── DATA SECTION ──
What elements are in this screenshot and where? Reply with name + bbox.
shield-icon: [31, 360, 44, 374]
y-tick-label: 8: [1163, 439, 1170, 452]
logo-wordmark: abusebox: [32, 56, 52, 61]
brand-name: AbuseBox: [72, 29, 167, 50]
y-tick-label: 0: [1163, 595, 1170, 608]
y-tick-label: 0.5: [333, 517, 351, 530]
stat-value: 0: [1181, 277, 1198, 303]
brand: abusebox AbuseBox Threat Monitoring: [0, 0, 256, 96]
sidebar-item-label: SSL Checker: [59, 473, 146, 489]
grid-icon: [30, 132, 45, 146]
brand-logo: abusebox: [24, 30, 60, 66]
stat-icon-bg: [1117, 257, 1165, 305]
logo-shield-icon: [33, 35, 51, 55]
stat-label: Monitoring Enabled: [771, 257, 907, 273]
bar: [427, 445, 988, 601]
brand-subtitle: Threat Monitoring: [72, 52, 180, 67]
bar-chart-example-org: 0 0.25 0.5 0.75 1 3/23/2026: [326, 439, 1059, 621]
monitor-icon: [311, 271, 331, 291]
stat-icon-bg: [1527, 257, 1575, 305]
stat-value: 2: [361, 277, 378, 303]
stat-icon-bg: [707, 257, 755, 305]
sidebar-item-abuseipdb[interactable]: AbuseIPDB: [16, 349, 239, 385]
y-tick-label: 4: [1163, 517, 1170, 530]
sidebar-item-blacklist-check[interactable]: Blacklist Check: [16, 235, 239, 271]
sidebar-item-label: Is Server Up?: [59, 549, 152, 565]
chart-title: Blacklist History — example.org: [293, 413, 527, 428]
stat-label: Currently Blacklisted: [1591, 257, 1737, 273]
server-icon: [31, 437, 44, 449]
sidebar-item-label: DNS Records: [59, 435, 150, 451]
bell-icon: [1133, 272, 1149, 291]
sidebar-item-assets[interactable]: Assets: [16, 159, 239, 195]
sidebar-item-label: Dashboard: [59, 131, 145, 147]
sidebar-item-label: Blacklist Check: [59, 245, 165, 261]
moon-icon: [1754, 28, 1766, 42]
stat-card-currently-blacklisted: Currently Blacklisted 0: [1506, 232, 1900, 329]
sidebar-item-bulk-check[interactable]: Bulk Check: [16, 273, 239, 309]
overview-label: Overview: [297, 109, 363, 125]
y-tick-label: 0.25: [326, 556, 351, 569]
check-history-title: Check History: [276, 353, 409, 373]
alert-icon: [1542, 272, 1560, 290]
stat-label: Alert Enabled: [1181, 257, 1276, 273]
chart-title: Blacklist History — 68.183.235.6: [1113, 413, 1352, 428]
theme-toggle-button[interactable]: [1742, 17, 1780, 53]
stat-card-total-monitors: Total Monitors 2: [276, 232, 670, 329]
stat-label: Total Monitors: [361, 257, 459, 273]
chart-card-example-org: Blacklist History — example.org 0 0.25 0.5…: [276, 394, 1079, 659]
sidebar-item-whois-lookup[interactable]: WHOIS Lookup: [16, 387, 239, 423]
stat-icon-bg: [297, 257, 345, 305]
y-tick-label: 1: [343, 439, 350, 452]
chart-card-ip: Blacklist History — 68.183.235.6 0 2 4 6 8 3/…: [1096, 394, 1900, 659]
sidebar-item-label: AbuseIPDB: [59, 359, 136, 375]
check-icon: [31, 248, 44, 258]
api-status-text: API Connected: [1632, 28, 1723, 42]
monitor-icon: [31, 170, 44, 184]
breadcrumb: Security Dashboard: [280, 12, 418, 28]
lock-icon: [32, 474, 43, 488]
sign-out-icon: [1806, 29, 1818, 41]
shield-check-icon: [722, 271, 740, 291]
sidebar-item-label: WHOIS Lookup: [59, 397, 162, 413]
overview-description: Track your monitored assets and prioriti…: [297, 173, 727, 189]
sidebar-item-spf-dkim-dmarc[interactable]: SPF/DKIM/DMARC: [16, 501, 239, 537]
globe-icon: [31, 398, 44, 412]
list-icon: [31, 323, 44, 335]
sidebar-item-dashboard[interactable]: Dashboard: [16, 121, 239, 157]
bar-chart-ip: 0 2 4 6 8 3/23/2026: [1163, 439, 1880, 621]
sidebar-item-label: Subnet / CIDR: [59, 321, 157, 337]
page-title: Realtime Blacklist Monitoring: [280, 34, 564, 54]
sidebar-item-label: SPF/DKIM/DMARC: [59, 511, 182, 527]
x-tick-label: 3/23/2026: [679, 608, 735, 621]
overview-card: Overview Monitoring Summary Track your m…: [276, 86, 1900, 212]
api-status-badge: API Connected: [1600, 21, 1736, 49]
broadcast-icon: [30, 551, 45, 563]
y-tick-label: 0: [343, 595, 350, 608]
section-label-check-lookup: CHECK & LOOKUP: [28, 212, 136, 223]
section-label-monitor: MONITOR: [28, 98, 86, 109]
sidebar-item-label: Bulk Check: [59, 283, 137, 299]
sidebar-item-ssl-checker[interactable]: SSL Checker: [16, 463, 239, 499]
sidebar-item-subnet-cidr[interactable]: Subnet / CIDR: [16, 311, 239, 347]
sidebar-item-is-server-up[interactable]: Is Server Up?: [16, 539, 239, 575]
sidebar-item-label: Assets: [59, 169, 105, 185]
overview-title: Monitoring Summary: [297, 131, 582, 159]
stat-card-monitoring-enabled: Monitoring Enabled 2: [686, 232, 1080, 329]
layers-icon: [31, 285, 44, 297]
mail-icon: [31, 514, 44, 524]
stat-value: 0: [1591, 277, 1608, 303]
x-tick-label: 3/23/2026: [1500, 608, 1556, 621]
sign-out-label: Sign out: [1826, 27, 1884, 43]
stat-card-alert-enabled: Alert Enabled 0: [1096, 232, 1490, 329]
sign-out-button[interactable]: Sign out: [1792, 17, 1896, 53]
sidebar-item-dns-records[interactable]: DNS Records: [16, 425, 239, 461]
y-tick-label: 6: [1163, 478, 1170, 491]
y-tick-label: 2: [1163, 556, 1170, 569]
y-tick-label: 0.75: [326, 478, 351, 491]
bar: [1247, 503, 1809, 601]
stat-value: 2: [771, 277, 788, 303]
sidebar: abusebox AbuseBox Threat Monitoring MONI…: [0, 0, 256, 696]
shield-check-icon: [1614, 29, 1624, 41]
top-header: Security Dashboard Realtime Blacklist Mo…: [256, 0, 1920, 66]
───
Give the lines from the start of the rows up to and including the line that contains "sidebar-item-label: Blacklist Check: [59, 245, 165, 261]" as a JSON list of strings, with one string per line and no blank lines.

**RESULT:**
[
  "What elements are in this screenshot and where? Reply with name + bbox.",
  "shield-icon: [31, 360, 44, 374]",
  "y-tick-label: 8: [1163, 439, 1170, 452]",
  "logo-wordmark: abusebox: [32, 56, 52, 61]",
  "brand-name: AbuseBox: [72, 29, 167, 50]",
  "y-tick-label: 0: [1163, 595, 1170, 608]",
  "y-tick-label: 0.5: [333, 517, 351, 530]",
  "stat-value: 0: [1181, 277, 1198, 303]",
  "brand: abusebox AbuseBox Threat Monitoring: [0, 0, 256, 96]",
  "sidebar-item-label: SSL Checker: [59, 473, 146, 489]",
  "grid-icon: [30, 132, 45, 146]",
  "brand-logo: abusebox: [24, 30, 60, 66]",
  "stat-icon-bg: [1117, 257, 1165, 305]",
  "logo-shield-icon: [33, 35, 51, 55]",
  "stat-label: Monitoring Enabled: [771, 257, 907, 273]",
  "bar: [427, 445, 988, 601]",
  "brand-subtitle: Threat Monitoring: [72, 52, 180, 67]",
  "bar-chart-example-org: 0 0.25 0.5 0.75 1 3/23/2026: [326, 439, 1059, 621]",
  "monitor-icon: [311, 271, 331, 291]",
  "stat-icon-bg: [1527, 257, 1575, 305]",
  "stat-value: 2: [361, 277, 378, 303]",
  "stat-icon-bg: [707, 257, 755, 305]",
  "sidebar-item-abuseipdb[interactable]: AbuseIPDB: [16, 349, 239, 385]",
  "y-tick-label: 4: [1163, 517, 1170, 530]",
  "sidebar-item-blacklist-check[interactable]: Blacklist Check: [16, 235, 239, 271]",
  "sidebar-item-label: Is Server Up?: [59, 549, 152, 565]",
  "chart-title: Blacklist History — example.org: [293, 413, 527, 428]",
  "stat-label: Currently Blacklisted: [1591, 257, 1737, 273]",
  "server-icon: [31, 437, 44, 449]",
  "sidebar-item-label: DNS Records: [59, 435, 150, 451]",
  "bell-icon: [1133, 272, 1149, 291]",
  "sidebar-item-assets[interactable]: Assets: [16, 159, 239, 195]",
  "sidebar-item-label: Dashboard: [59, 131, 145, 147]",
  "sidebar-item-label: Blacklist Check: [59, 245, 165, 261]"
]